> **WORK TO COMPLETE**
Collect each line of the records containing the string "this".

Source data
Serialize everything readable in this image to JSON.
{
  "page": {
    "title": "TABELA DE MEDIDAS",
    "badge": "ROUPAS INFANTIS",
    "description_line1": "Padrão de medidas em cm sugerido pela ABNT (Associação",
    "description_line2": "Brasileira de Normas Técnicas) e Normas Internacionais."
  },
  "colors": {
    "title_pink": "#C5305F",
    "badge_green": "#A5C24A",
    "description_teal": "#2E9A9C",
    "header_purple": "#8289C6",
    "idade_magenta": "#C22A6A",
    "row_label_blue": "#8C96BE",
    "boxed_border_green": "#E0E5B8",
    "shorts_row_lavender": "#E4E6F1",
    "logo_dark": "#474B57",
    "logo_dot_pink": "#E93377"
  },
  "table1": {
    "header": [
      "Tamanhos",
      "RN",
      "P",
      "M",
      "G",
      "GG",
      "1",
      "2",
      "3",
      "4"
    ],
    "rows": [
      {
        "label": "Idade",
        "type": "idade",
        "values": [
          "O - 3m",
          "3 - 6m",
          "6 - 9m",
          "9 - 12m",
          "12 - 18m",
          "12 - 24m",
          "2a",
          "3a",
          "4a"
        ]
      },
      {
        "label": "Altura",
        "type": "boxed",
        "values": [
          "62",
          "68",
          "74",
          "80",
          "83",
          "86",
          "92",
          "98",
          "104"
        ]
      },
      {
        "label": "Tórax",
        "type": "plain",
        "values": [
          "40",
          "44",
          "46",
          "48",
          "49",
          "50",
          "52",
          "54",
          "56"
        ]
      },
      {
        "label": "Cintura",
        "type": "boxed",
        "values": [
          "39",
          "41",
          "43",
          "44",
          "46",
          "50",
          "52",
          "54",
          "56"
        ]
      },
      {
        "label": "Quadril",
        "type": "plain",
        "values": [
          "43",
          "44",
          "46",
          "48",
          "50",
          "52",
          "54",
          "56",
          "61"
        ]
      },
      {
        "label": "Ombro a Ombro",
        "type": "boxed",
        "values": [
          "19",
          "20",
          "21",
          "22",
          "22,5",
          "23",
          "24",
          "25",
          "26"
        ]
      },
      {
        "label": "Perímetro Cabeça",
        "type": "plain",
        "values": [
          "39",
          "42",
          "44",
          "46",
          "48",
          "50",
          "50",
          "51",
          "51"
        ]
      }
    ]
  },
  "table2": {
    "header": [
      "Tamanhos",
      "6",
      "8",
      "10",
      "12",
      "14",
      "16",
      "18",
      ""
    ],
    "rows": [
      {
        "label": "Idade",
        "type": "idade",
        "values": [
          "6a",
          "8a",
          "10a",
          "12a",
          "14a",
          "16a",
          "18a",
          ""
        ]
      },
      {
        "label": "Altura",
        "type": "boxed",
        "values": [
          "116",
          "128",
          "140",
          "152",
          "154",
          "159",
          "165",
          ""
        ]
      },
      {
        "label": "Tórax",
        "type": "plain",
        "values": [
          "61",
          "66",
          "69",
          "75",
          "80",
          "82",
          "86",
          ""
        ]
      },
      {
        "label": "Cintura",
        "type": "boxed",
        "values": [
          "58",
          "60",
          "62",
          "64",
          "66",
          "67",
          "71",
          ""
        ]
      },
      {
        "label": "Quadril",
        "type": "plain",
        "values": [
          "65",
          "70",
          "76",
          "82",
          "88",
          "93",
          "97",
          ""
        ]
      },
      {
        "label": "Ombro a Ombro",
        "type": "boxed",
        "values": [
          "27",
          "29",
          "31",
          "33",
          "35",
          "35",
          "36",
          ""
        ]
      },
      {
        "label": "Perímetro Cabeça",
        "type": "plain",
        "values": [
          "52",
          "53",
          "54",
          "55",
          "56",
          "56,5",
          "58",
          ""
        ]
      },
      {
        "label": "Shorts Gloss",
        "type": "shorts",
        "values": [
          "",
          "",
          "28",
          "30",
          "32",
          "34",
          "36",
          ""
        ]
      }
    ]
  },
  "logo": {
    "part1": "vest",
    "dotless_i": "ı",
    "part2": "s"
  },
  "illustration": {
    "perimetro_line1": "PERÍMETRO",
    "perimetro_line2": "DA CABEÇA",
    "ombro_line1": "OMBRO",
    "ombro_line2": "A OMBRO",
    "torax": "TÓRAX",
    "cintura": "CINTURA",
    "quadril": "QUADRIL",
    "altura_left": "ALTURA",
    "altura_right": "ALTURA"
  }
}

* * *

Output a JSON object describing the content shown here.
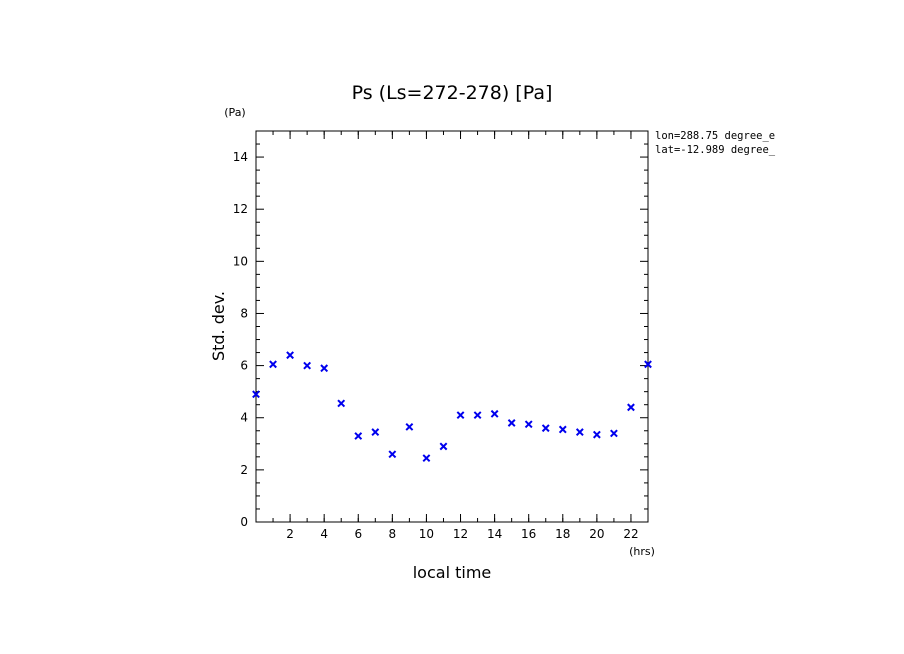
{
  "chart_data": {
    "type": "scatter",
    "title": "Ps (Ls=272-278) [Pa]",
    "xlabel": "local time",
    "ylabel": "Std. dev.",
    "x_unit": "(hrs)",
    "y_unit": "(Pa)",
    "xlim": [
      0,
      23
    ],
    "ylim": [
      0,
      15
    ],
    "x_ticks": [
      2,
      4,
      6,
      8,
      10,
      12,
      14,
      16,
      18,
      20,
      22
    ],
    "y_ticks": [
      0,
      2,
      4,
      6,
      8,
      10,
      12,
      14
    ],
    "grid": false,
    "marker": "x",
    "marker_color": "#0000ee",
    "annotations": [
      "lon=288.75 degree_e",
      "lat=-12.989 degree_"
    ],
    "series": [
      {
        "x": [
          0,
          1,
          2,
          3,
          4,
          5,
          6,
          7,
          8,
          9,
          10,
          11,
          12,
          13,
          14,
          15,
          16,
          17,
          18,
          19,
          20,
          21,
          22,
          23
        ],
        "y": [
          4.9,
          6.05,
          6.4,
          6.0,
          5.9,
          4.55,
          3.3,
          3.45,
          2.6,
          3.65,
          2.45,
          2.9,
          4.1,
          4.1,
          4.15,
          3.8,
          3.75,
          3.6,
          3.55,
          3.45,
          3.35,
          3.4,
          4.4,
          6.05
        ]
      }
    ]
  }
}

---

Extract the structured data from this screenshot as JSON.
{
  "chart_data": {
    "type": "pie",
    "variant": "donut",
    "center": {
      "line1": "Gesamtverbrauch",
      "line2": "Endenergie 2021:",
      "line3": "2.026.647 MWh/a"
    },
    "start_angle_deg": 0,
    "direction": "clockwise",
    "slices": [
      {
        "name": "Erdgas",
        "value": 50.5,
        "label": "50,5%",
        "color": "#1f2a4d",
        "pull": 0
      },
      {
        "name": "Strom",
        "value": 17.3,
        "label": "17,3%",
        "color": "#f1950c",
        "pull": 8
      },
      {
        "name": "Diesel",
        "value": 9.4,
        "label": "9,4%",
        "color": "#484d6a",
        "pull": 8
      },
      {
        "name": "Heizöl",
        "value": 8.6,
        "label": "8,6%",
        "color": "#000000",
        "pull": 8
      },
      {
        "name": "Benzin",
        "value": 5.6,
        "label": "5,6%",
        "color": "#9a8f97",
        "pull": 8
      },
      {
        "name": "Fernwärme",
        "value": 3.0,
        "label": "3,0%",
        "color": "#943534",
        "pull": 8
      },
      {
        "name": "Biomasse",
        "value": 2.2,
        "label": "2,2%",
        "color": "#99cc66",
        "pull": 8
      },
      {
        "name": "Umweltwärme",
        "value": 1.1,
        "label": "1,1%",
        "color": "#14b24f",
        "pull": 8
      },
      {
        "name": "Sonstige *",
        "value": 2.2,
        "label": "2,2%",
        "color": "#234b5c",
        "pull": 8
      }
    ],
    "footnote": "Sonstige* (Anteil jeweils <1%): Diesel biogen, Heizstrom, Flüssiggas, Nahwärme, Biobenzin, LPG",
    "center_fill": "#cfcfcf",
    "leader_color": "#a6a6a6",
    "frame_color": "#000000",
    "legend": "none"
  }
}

> **TASK SOLUTION**
Serialize everything readable in this image to JSON.
Extract the structured data from this screenshot as JSON.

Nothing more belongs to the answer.